Every record should be repeated exactly, except that pictures are left out.
○ ○ ○ ○ ○ ○ ○
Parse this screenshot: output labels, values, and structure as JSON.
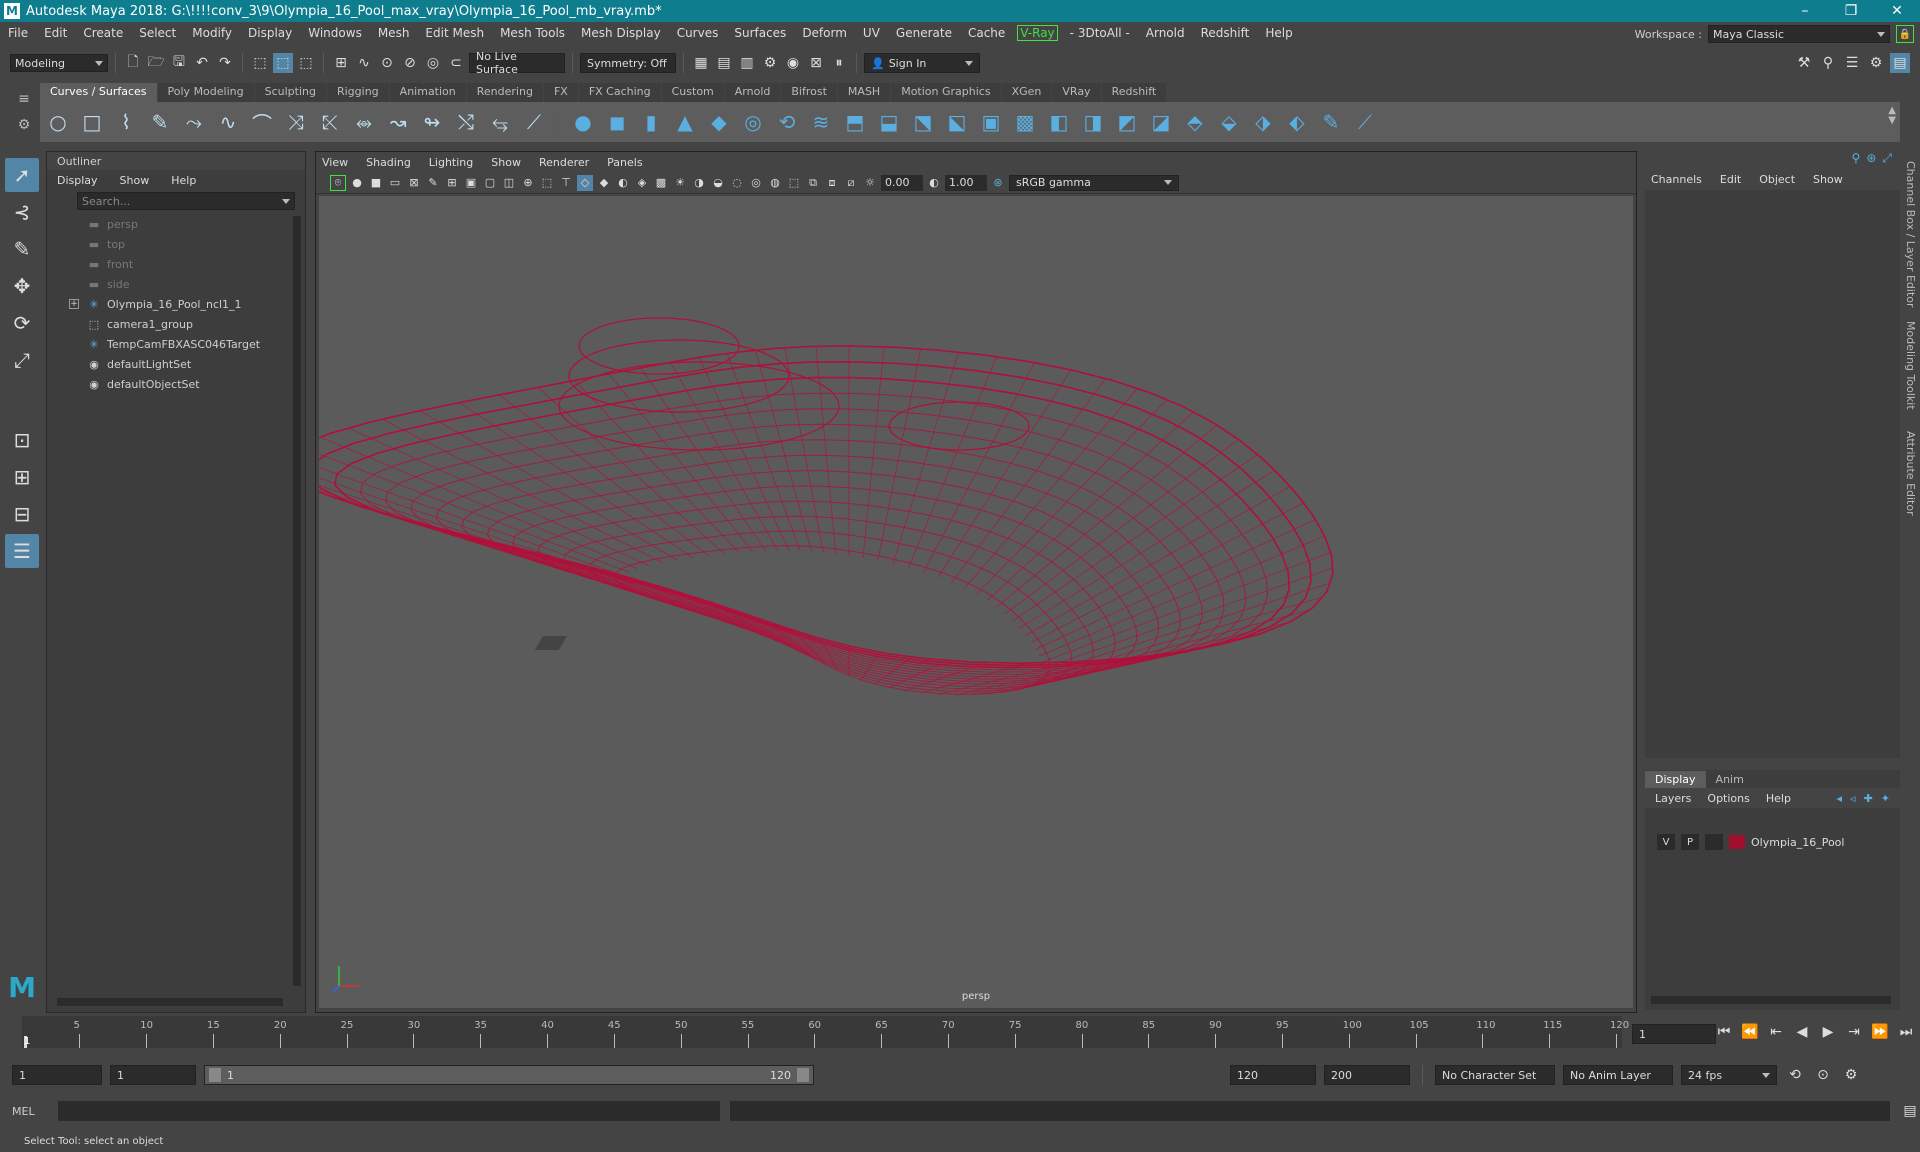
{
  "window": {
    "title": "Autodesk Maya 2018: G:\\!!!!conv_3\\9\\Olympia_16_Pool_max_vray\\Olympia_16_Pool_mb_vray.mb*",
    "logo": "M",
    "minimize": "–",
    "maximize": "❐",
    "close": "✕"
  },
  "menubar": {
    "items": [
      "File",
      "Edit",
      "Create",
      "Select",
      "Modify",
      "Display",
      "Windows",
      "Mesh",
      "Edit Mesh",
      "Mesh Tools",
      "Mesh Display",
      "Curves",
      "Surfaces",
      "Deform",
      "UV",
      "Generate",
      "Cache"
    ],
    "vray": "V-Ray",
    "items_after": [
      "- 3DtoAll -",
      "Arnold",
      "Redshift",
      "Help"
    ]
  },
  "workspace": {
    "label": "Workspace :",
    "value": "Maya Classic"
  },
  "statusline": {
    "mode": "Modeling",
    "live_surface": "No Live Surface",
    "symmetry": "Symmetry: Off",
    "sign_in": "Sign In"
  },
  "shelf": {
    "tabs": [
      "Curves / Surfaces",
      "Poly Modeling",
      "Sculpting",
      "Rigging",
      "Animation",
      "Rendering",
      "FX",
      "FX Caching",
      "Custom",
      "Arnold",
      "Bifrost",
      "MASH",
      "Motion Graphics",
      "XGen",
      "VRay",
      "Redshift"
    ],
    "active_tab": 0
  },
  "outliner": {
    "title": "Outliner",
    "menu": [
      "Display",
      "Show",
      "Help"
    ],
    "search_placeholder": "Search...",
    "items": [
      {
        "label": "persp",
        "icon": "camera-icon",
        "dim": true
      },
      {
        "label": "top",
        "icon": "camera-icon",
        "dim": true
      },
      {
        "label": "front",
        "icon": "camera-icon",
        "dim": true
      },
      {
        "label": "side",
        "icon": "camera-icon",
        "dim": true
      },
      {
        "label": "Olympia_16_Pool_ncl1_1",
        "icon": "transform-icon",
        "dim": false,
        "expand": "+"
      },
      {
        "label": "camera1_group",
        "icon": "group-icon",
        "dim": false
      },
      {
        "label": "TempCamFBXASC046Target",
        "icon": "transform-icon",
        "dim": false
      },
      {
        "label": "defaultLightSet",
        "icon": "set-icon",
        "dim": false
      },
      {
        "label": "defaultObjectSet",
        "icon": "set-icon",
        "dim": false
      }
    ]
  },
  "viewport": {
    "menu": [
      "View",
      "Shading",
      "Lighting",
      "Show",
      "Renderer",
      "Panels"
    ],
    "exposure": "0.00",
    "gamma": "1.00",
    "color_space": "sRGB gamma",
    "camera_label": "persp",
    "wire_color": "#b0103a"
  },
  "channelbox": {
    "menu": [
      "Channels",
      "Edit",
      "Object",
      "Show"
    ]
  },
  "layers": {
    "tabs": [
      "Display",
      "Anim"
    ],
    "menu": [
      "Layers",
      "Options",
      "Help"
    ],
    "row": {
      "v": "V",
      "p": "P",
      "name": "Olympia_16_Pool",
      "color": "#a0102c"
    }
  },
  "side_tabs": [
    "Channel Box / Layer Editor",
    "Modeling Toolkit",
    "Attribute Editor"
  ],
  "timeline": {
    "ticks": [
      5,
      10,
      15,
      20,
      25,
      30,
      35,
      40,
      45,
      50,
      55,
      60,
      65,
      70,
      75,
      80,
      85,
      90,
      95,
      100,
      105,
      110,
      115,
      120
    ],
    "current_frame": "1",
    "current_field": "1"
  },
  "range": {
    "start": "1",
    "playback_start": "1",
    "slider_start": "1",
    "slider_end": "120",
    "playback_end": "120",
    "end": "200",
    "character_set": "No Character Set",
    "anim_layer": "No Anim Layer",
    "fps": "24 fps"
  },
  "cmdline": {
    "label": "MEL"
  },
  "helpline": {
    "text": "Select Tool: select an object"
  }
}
○ ○ ○ ○ ○ ○ ○
Output of the exercise
Parse this screenshot: output labels, values, and structure as JSON.
{
  "window": {
    "title": "Autodesk Maya 2018: G:\\!!!!conv_3\\9\\Olympia_16_Pool_max_vray\\Olympia_16_Pool_mb_vray.mb*",
    "logo": "M",
    "minimize": "–",
    "maximize": "❐",
    "close": "✕"
  },
  "menubar": {
    "items": [
      "File",
      "Edit",
      "Create",
      "Select",
      "Modify",
      "Display",
      "Windows",
      "Mesh",
      "Edit Mesh",
      "Mesh Tools",
      "Mesh Display",
      "Curves",
      "Surfaces",
      "Deform",
      "UV",
      "Generate",
      "Cache"
    ],
    "vray": "V-Ray",
    "items_after": [
      "- 3DtoAll -",
      "Arnold",
      "Redshift",
      "Help"
    ]
  },
  "workspace": {
    "label": "Workspace :",
    "value": "Maya Classic"
  },
  "statusline": {
    "mode": "Modeling",
    "live_surface": "No Live Surface",
    "symmetry": "Symmetry: Off",
    "sign_in": "Sign In"
  },
  "shelf": {
    "tabs": [
      "Curves / Surfaces",
      "Poly Modeling",
      "Sculpting",
      "Rigging",
      "Animation",
      "Rendering",
      "FX",
      "FX Caching",
      "Custom",
      "Arnold",
      "Bifrost",
      "MASH",
      "Motion Graphics",
      "XGen",
      "VRay",
      "Redshift"
    ],
    "active_tab": 0
  },
  "outliner": {
    "title": "Outliner",
    "menu": [
      "Display",
      "Show",
      "Help"
    ],
    "search_placeholder": "Search...",
    "items": [
      {
        "label": "persp",
        "icon": "camera-icon",
        "dim": true
      },
      {
        "label": "top",
        "icon": "camera-icon",
        "dim": true
      },
      {
        "label": "front",
        "icon": "camera-icon",
        "dim": true
      },
      {
        "label": "side",
        "icon": "camera-icon",
        "dim": true
      },
      {
        "label": "Olympia_16_Pool_ncl1_1",
        "icon": "transform-icon",
        "dim": false,
        "expand": "+"
      },
      {
        "label": "camera1_group",
        "icon": "group-icon",
        "dim": false
      },
      {
        "label": "TempCamFBXASC046Target",
        "icon": "transform-icon",
        "dim": false
      },
      {
        "label": "defaultLightSet",
        "icon": "set-icon",
        "dim": false
      },
      {
        "label": "defaultObjectSet",
        "icon": "set-icon",
        "dim": false
      }
    ]
  },
  "viewport": {
    "menu": [
      "View",
      "Shading",
      "Lighting",
      "Show",
      "Renderer",
      "Panels"
    ],
    "exposure": "0.00",
    "gamma": "1.00",
    "color_space": "sRGB gamma",
    "camera_label": "persp",
    "wire_color": "#b0103a"
  },
  "channelbox": {
    "menu": [
      "Channels",
      "Edit",
      "Object",
      "Show"
    ]
  },
  "layers": {
    "tabs": [
      "Display",
      "Anim"
    ],
    "menu": [
      "Layers",
      "Options",
      "Help"
    ],
    "row": {
      "v": "V",
      "p": "P",
      "name": "Olympia_16_Pool",
      "color": "#a0102c"
    }
  },
  "side_tabs": [
    "Channel Box / Layer Editor",
    "Modeling Toolkit",
    "Attribute Editor"
  ],
  "timeline": {
    "ticks": [
      5,
      10,
      15,
      20,
      25,
      30,
      35,
      40,
      45,
      50,
      55,
      60,
      65,
      70,
      75,
      80,
      85,
      90,
      95,
      100,
      105,
      110,
      115,
      120
    ],
    "current_frame": "1",
    "current_field": "1"
  },
  "range": {
    "start": "1",
    "playback_start": "1",
    "slider_start": "1",
    "slider_end": "120",
    "playback_end": "120",
    "end": "200",
    "character_set": "No Character Set",
    "anim_layer": "No Anim Layer",
    "fps": "24 fps"
  },
  "cmdline": {
    "label": "MEL"
  },
  "helpline": {
    "text": "Select Tool: select an object"
  }
}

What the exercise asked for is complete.